STATED GOAL ->
Review the material and extract every line in which the word "kutuya" occurs.

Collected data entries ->
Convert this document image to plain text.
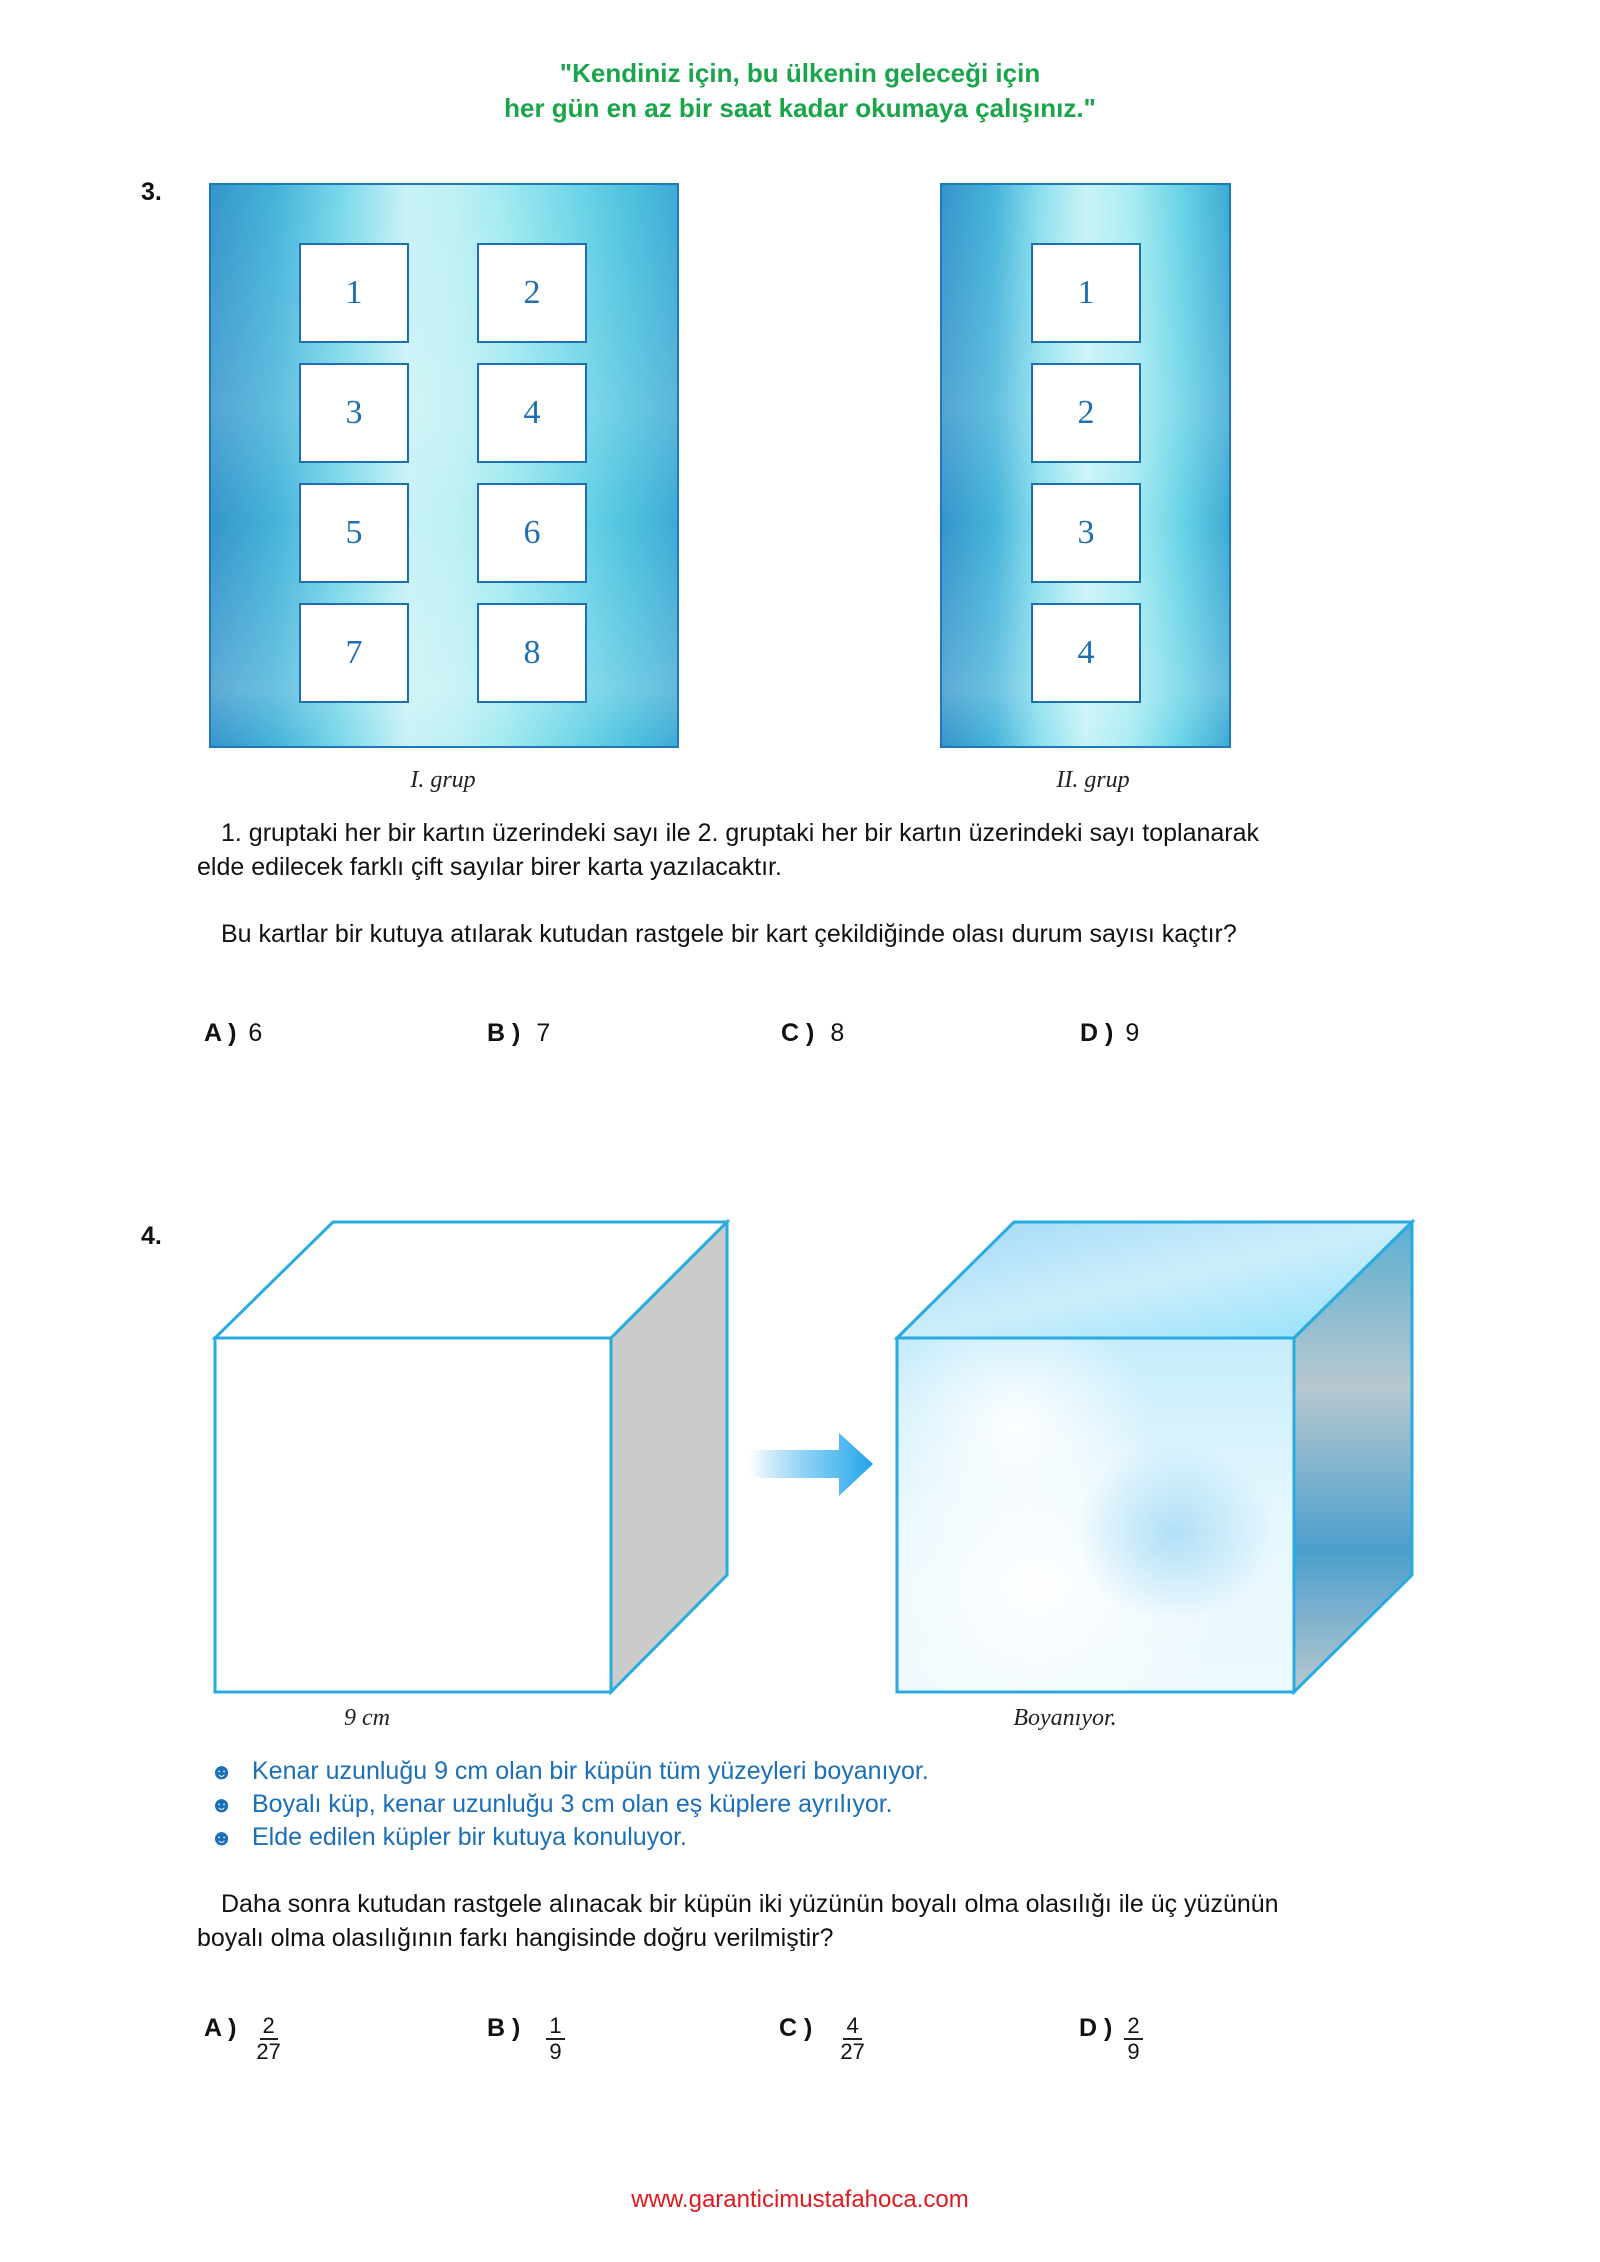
"Kendiniz için, bu ülkenin geleceği için
her gün en az bir saat kadar okumaya çalışınız."
3.
1	2
3	4
5	6
7	8
1
2
3
4
I. grup	II. grup
1. gruptaki her bir kartın üzerindeki sayı ile 2. gruptaki her bir kartın üzerindeki sayı toplanarak
elde edilecek farklı çift sayılar birer karta yazılacaktır.
Bu kartlar bir kutuya atılarak kutudan rastgele bir kart çekildiğinde olası durum sayısı kaçtır?
A ) 6	B ) 7	C ) 8	D ) 9
4.
9 cm	Boyanıyor.
☻ Kenar uzunluğu 9 cm olan bir küpün tüm yüzeyleri boyanıyor.
☻ Boyalı küp, kenar uzunluğu 3 cm olan eş küplere ayrılıyor.
☻ Elde edilen küpler bir kutuya konuluyor.
Daha sonra kutudan rastgele alınacak bir küpün iki yüzünün boyalı olma olasılığı ile üç yüzünün
boyalı olma olasılığının farkı hangisinde doğru verilmiştir?
A ) $\frac{2}{27}$	B ) $\frac{1}{9}$	C ) $\frac{4}{27}$	D ) $\frac{2}{9}$
www.garanticimustafahoca.com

FINAL RESULT ->
Bu kartlar bir kutuya atılarak kutudan rastgele bir kart çekildiğinde olası durum sayısı kaçtır?
☻ Elde edilen küpler bir kutuya konuluyor.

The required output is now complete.